What to produce:
Restate the whole of the material. Keep every word, and drop the pictures.

§ §

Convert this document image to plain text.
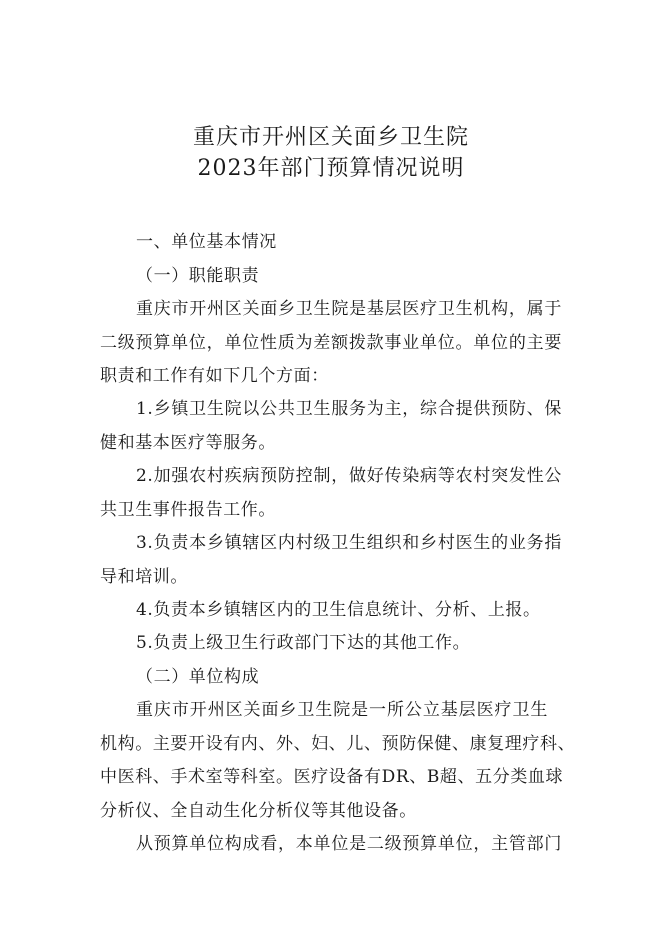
重庆市开州区关面乡卫生院
2023年部门预算情况说明
一、单位基本情况
（一）职能职责
重庆市开州区关面乡卫生院是基层医疗卫生机构，属于
二级预算单位，单位性质为差额拨款事业单位。单位的主要
职责和工作有如下几个方面：
1.乡镇卫生院以公共卫生服务为主，综合提供预防、保
健和基本医疗等服务。
2.加强农村疾病预防控制，做好传染病等农村突发性公
共卫生事件报告工作。
3.负责本乡镇辖区内村级卫生组织和乡村医生的业务指
导和培训。
4.负责本乡镇辖区内的卫生信息统计、分析、上报。
5.负责上级卫生行政部门下达的其他工作。
（二）单位构成
重庆市开州区关面乡卫生院是一所公立基层医疗卫生
机构。主要开设有内、外、妇、儿、预防保健、康复理疗科、
中医科、手术室等科室。医疗设备有DR、B超、五分类血球
分析仪、全自动生化分析仪等其他设备。
从预算单位构成看，本单位是二级预算单位，主管部门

§ §

Expected answer:
Convert this document image to plain text.
重庆市开州区关面乡卫生院
2023年部门预算情况说明
一、单位基本情况
（一）职能职责
重庆市开州区关面乡卫生院是基层医疗卫生机构，属于
二级预算单位，单位性质为差额拨款事业单位。单位的主要
职责和工作有如下几个方面：
1.乡镇卫生院以公共卫生服务为主，综合提供预防、保
健和基本医疗等服务。
2.加强农村疾病预防控制，做好传染病等农村突发性公
共卫生事件报告工作。
3.负责本乡镇辖区内村级卫生组织和乡村医生的业务指
导和培训。
4.负责本乡镇辖区内的卫生信息统计、分析、上报。
5.负责上级卫生行政部门下达的其他工作。
（二）单位构成
重庆市开州区关面乡卫生院是一所公立基层医疗卫生
机构。主要开设有内、外、妇、儿、预防保健、康复理疗科、
中医科、手术室等科室。医疗设备有DR、B超、五分类血球
分析仪、全自动生化分析仪等其他设备。
从预算单位构成看，本单位是二级预算单位，主管部门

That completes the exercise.